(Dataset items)
═══

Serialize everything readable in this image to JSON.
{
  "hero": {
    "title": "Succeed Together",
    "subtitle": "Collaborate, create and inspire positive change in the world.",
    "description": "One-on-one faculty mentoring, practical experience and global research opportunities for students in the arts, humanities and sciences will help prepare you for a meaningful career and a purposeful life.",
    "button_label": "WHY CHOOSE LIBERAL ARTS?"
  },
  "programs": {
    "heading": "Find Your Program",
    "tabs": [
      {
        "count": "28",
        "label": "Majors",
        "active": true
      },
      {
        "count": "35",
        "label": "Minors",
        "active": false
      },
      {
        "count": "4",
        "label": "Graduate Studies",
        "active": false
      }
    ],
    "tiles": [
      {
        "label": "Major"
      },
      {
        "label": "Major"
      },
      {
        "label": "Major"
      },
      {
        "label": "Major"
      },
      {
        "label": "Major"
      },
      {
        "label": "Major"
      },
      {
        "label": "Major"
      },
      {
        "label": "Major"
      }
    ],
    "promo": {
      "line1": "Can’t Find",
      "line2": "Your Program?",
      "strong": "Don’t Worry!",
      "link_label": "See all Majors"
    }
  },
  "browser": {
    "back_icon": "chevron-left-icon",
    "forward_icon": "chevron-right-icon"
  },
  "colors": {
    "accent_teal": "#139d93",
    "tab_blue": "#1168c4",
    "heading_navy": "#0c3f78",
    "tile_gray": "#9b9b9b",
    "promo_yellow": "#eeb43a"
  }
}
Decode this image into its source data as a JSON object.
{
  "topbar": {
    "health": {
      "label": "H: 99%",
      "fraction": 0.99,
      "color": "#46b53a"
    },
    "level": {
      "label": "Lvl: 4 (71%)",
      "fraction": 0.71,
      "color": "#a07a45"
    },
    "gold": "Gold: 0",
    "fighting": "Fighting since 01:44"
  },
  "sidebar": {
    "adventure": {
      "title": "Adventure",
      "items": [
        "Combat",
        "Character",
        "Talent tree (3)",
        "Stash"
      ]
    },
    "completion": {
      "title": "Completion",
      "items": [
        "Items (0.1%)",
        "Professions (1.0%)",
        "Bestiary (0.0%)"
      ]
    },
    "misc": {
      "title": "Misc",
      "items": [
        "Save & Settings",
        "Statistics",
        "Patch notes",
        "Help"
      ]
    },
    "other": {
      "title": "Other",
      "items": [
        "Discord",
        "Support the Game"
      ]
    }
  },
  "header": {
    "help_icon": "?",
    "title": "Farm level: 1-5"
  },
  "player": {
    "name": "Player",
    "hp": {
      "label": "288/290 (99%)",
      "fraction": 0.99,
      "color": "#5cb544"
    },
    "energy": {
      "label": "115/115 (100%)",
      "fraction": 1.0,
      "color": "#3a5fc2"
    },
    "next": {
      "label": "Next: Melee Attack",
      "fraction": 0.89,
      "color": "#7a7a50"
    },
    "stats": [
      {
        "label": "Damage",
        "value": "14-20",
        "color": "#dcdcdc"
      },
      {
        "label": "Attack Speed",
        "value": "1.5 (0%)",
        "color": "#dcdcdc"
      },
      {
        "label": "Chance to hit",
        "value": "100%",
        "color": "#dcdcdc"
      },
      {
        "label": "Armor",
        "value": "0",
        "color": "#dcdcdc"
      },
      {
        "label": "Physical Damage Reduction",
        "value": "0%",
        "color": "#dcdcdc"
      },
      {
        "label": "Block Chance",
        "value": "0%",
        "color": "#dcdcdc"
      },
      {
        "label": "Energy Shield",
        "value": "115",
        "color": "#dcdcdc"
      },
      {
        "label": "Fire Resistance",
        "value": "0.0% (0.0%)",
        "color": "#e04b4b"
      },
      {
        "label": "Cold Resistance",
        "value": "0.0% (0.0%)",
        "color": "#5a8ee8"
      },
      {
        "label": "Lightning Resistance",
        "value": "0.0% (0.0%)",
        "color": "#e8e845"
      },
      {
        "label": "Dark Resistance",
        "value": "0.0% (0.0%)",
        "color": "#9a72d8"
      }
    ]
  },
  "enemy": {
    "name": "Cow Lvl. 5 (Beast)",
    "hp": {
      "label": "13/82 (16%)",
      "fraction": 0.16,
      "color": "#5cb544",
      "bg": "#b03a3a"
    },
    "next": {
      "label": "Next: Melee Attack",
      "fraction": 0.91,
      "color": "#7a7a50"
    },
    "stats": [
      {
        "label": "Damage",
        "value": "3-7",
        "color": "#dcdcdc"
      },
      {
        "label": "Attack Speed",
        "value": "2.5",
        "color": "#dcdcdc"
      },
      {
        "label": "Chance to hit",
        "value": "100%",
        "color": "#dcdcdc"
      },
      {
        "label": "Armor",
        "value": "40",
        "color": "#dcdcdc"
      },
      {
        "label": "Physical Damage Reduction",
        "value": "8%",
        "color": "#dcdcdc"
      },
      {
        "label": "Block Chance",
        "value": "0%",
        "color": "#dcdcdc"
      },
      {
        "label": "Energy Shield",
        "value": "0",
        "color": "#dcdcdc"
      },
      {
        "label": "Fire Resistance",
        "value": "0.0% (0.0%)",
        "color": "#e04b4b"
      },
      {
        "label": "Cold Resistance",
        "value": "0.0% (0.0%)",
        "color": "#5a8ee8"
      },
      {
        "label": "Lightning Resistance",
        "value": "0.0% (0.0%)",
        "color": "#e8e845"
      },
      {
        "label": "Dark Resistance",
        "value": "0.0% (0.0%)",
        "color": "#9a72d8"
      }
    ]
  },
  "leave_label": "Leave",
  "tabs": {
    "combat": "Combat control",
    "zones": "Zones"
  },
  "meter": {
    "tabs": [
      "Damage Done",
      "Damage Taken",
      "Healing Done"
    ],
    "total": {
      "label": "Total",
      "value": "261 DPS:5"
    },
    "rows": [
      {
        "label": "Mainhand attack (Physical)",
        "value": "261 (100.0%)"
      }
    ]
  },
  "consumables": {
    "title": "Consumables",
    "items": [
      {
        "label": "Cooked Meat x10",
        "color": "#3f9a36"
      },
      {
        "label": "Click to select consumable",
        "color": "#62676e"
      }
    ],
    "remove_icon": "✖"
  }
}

═══

-- The problem --
Return each entry from the material above exactly as it appears.

-- Answer --
Serialize everything readable in this image to JSON.
{
  "hero": {
    "title": "Succeed Together",
    "subtitle": "Collaborate, create and inspire positive change in the world.",
    "description": "One-on-one faculty mentoring, practical experience and global research opportunities for students in the arts, humanities and sciences will help prepare you for a meaningful career and a purposeful life.",
    "button_label": "WHY CHOOSE LIBERAL ARTS?"
  },
  "programs": {
    "heading": "Find Your Program",
    "tabs": [
      {
        "count": "28",
        "label": "Majors",
        "active": true
      },
      {
        "count": "35",
        "label": "Minors",
        "active": false
      },
      {
        "count": "4",
        "label": "Graduate Studies",
        "active": false
      }
    ],
    "tiles": [
      {
        "label": "Major"
      },
      {
        "label": "Major"
      },
      {
        "label": "Major"
      },
      {
        "label": "Major"
      },
      {
        "label": "Major"
      },
      {
        "label": "Major"
      },
      {
        "label": "Major"
      },
      {
        "label": "Major"
      }
    ],
    "promo": {
      "line1": "Can’t Find",
      "line2": "Your Program?",
      "strong": "Don’t Worry!",
      "link_label": "See all Majors"
    }
  },
  "browser": {
    "back_icon": "chevron-left-icon",
    "forward_icon": "chevron-right-icon"
  },
  "colors": {
    "accent_teal": "#139d93",
    "tab_blue": "#1168c4",
    "heading_navy": "#0c3f78",
    "tile_gray": "#9b9b9b",
    "promo_yellow": "#eeb43a"
  }
}
Decode this image into its source data as a JSON object.
{
  "topbar": {
    "health": {
      "label": "H: 99%",
      "fraction": 0.99,
      "color": "#46b53a"
    },
    "level": {
      "label": "Lvl: 4 (71%)",
      "fraction": 0.71,
      "color": "#a07a45"
    },
    "gold": "Gold: 0",
    "fighting": "Fighting since 01:44"
  },
  "sidebar": {
    "adventure": {
      "title": "Adventure",
      "items": [
        "Combat",
        "Character",
        "Talent tree (3)",
        "Stash"
      ]
    },
    "completion": {
      "title": "Completion",
      "items": [
        "Items (0.1%)",
        "Professions (1.0%)",
        "Bestiary (0.0%)"
      ]
    },
    "misc": {
      "title": "Misc",
      "items": [
        "Save & Settings",
        "Statistics",
        "Patch notes",
        "Help"
      ]
    },
    "other": {
      "title": "Other",
      "items": [
        "Discord",
        "Support the Game"
      ]
    }
  },
  "header": {
    "help_icon": "?",
    "title": "Farm level: 1-5"
  },
  "player": {
    "name": "Player",
    "hp": {
      "label": "288/290 (99%)",
      "fraction": 0.99,
      "color": "#5cb544"
    },
    "energy": {
      "label": "115/115 (100%)",
      "fraction": 1.0,
      "color": "#3a5fc2"
    },
    "next": {
      "label": "Next: Melee Attack",
      "fraction": 0.89,
      "color": "#7a7a50"
    },
    "stats": [
      {
        "label": "Damage",
        "value": "14-20",
        "color": "#dcdcdc"
      },
      {
        "label": "Attack Speed",
        "value": "1.5 (0%)",
        "color": "#dcdcdc"
      },
      {
        "label": "Chance to hit",
        "value": "100%",
        "color": "#dcdcdc"
      },
      {
        "label": "Armor",
        "value": "0",
        "color": "#dcdcdc"
      },
      {
        "label": "Physical Damage Reduction",
        "value": "0%",
        "color": "#dcdcdc"
      },
      {
        "label": "Block Chance",
        "value": "0%",
        "color": "#dcdcdc"
      },
      {
        "label": "Energy Shield",
        "value": "115",
        "color": "#dcdcdc"
      },
      {
        "label": "Fire Resistance",
        "value": "0.0% (0.0%)",
        "color": "#e04b4b"
      },
      {
        "label": "Cold Resistance",
        "value": "0.0% (0.0%)",
        "color": "#5a8ee8"
      },
      {
        "label": "Lightning Resistance",
        "value": "0.0% (0.0%)",
        "color": "#e8e845"
      },
      {
        "label": "Dark Resistance",
        "value": "0.0% (0.0%)",
        "color": "#9a72d8"
      }
    ]
  },
  "enemy": {
    "name": "Cow Lvl. 5 (Beast)",
    "hp": {
      "label": "13/82 (16%)",
      "fraction": 0.16,
      "color": "#5cb544",
      "bg": "#b03a3a"
    },
    "next": {
      "label": "Next: Melee Attack",
      "fraction": 0.91,
      "color": "#7a7a50"
    },
    "stats": [
      {
        "label": "Damage",
        "value": "3-7",
        "color": "#dcdcdc"
      },
      {
        "label": "Attack Speed",
        "value": "2.5",
        "color": "#dcdcdc"
      },
      {
        "label": "Chance to hit",
        "value": "100%",
        "color": "#dcdcdc"
      },
      {
        "label": "Armor",
        "value": "40",
        "color": "#dcdcdc"
      },
      {
        "label": "Physical Damage Reduction",
        "value": "8%",
        "color": "#dcdcdc"
      },
      {
        "label": "Block Chance",
        "value": "0%",
        "color": "#dcdcdc"
      },
      {
        "label": "Energy Shield",
        "value": "0",
        "color": "#dcdcdc"
      },
      {
        "label": "Fire Resistance",
        "value": "0.0% (0.0%)",
        "color": "#e04b4b"
      },
      {
        "label": "Cold Resistance",
        "value": "0.0% (0.0%)",
        "color": "#5a8ee8"
      },
      {
        "label": "Lightning Resistance",
        "value": "0.0% (0.0%)",
        "color": "#e8e845"
      },
      {
        "label": "Dark Resistance",
        "value": "0.0% (0.0%)",
        "color": "#9a72d8"
      }
    ]
  },
  "leave_label": "Leave",
  "tabs": {
    "combat": "Combat control",
    "zones": "Zones"
  },
  "meter": {
    "tabs": [
      "Damage Done",
      "Damage Taken",
      "Healing Done"
    ],
    "total": {
      "label": "Total",
      "value": "261 DPS:5"
    },
    "rows": [
      {
        "label": "Mainhand attack (Physical)",
        "value": "261 (100.0%)"
      }
    ]
  },
  "consumables": {
    "title": "Consumables",
    "items": [
      {
        "label": "Cooked Meat x10",
        "color": "#3f9a36"
      },
      {
        "label": "Click to select consumable",
        "color": "#62676e"
      }
    ],
    "remove_icon": "✖"
  }
}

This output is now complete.